[DATA FOR THIS EXERCISE start]

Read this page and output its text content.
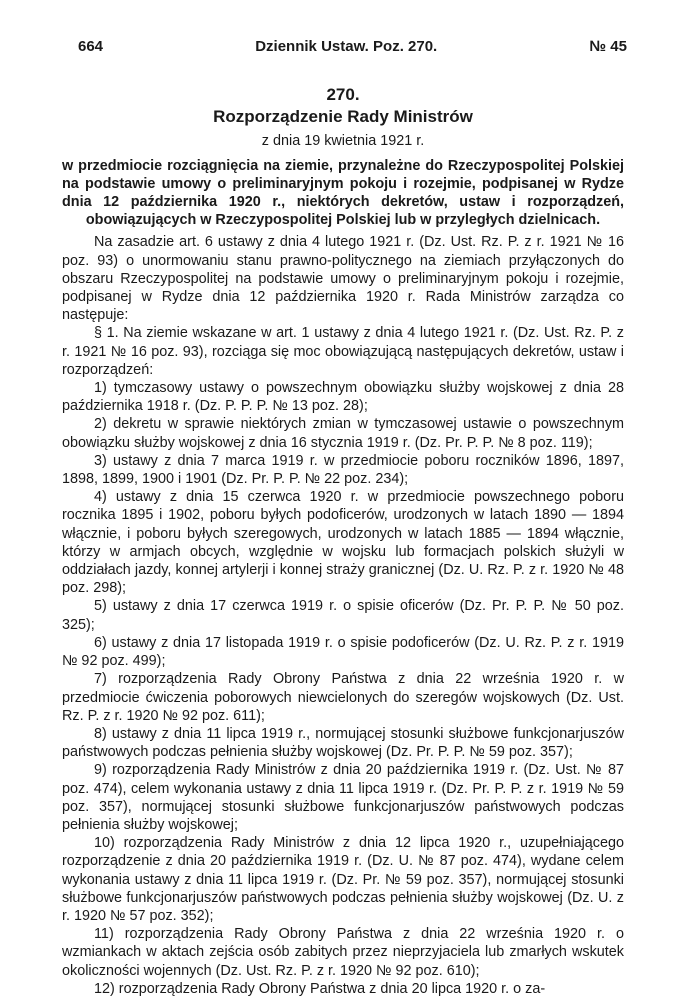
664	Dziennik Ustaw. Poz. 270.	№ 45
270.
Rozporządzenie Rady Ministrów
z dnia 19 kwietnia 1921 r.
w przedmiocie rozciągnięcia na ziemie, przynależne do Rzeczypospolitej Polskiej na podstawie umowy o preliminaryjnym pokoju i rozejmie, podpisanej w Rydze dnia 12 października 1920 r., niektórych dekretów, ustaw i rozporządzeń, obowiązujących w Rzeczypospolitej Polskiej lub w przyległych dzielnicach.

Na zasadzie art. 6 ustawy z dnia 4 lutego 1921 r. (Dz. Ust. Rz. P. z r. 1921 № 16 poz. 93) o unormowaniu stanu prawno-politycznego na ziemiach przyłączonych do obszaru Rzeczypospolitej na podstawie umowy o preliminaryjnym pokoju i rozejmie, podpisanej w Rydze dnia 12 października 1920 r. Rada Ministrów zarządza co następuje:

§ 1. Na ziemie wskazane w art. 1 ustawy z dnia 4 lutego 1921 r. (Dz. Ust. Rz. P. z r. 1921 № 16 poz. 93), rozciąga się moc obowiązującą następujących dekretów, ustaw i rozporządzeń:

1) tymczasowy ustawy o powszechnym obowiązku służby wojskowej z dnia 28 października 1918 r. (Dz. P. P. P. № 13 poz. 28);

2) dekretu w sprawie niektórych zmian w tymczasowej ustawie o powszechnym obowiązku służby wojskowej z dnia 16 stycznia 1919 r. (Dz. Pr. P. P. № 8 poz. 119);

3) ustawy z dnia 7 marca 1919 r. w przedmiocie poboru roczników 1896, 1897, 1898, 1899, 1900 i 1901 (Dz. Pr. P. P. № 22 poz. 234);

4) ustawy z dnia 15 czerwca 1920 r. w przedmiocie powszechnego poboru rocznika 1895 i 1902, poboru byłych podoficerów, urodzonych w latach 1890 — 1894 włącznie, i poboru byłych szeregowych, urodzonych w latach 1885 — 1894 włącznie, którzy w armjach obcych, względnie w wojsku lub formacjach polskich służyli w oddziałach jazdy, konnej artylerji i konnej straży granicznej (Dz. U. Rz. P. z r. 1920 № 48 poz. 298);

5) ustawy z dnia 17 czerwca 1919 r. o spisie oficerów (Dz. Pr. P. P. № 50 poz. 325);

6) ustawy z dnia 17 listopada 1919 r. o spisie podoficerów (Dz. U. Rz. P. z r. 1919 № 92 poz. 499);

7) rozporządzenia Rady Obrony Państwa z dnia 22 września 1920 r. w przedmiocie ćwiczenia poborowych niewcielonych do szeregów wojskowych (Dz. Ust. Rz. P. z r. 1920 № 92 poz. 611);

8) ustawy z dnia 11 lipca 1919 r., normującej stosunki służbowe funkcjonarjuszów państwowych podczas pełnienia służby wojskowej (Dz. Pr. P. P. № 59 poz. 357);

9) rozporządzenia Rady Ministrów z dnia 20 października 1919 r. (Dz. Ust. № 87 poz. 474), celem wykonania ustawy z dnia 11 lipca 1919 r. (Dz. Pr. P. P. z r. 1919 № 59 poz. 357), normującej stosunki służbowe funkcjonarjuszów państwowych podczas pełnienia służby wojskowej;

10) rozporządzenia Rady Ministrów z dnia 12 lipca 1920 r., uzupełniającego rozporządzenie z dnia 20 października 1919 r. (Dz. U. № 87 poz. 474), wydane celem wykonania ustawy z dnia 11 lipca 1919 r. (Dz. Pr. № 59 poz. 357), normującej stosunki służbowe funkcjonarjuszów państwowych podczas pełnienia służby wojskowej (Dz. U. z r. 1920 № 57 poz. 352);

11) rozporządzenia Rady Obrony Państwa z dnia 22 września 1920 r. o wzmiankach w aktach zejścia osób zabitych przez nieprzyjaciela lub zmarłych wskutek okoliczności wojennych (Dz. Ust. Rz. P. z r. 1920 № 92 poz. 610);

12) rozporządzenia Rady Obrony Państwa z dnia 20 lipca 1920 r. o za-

[DATA FOR THIS EXERCISE end]

STATED PROBLEM: Retype each record exactly as it stands, but do not include the pictures.

OUTPUT OF THE TASK:
Read this page and output its text content.
664	Dziennik Ustaw. Poz. 270.	№ 45
270.
Rozporządzenie Rady Ministrów
z dnia 19 kwietnia 1921 r.
w przedmiocie rozciągnięcia na ziemie, przynależne do Rzeczypospolitej Polskiej na podstawie umowy o preliminaryjnym pokoju i rozejmie, podpisanej w Rydze dnia 12 października 1920 r., niektórych dekretów, ustaw i rozporządzeń, obowiązujących w Rzeczypospolitej Polskiej lub w przyległych dzielnicach.

Na zasadzie art. 6 ustawy z dnia 4 lutego 1921 r. (Dz. Ust. Rz. P. z r. 1921 № 16 poz. 93) o unormowaniu stanu prawno-politycznego na ziemiach przyłączonych do obszaru Rzeczypospolitej na podstawie umowy o preliminaryjnym pokoju i rozejmie, podpisanej w Rydze dnia 12 października 1920 r. Rada Ministrów zarządza co następuje:

§ 1. Na ziemie wskazane w art. 1 ustawy z dnia 4 lutego 1921 r. (Dz. Ust. Rz. P. z r. 1921 № 16 poz. 93), rozciąga się moc obowiązującą następujących dekretów, ustaw i rozporządzeń:

1) tymczasowy ustawy o powszechnym obowiązku służby wojskowej z dnia 28 października 1918 r. (Dz. P. P. P. № 13 poz. 28);

2) dekretu w sprawie niektórych zmian w tymczasowej ustawie o powszechnym obowiązku służby wojskowej z dnia 16 stycznia 1919 r. (Dz. Pr. P. P. № 8 poz. 119);

3) ustawy z dnia 7 marca 1919 r. w przedmiocie poboru roczników 1896, 1897, 1898, 1899, 1900 i 1901 (Dz. Pr. P. P. № 22 poz. 234);

4) ustawy z dnia 15 czerwca 1920 r. w przedmiocie powszechnego poboru rocznika 1895 i 1902, poboru byłych podoficerów, urodzonych w latach 1890 — 1894 włącznie, i poboru byłych szeregowych, urodzonych w latach 1885 — 1894 włącznie, którzy w armjach obcych, względnie w wojsku lub formacjach polskich służyli w oddziałach jazdy, konnej artylerji i konnej straży granicznej (Dz. U. Rz. P. z r. 1920 № 48 poz. 298);

5) ustawy z dnia 17 czerwca 1919 r. o spisie oficerów (Dz. Pr. P. P. № 50 poz. 325);

6) ustawy z dnia 17 listopada 1919 r. o spisie podoficerów (Dz. U. Rz. P. z r. 1919 № 92 poz. 499);

7) rozporządzenia Rady Obrony Państwa z dnia 22 września 1920 r. w przedmiocie ćwiczenia poborowych niewcielonych do szeregów wojskowych (Dz. Ust. Rz. P. z r. 1920 № 92 poz. 611);

8) ustawy z dnia 11 lipca 1919 r., normującej stosunki służbowe funkcjonarjuszów państwowych podczas pełnienia służby wojskowej (Dz. Pr. P. P. № 59 poz. 357);

9) rozporządzenia Rady Ministrów z dnia 20 października 1919 r. (Dz. Ust. № 87 poz. 474), celem wykonania ustawy z dnia 11 lipca 1919 r. (Dz. Pr. P. P. z r. 1919 № 59 poz. 357), normującej stosunki służbowe funkcjonarjuszów państwowych podczas pełnienia służby wojskowej;

10) rozporządzenia Rady Ministrów z dnia 12 lipca 1920 r., uzupełniającego rozporządzenie z dnia 20 października 1919 r. (Dz. U. № 87 poz. 474), wydane celem wykonania ustawy z dnia 11 lipca 1919 r. (Dz. Pr. № 59 poz. 357), normującej stosunki służbowe funkcjonarjuszów państwowych podczas pełnienia służby wojskowej (Dz. U. z r. 1920 № 57 poz. 352);

11) rozporządzenia Rady Obrony Państwa z dnia 22 września 1920 r. o wzmiankach w aktach zejścia osób zabitych przez nieprzyjaciela lub zmarłych wskutek okoliczności wojennych (Dz. Ust. Rz. P. z r. 1920 № 92 poz. 610);

12) rozporządzenia Rady Obrony Państwa z dnia 20 lipca 1920 r. o za-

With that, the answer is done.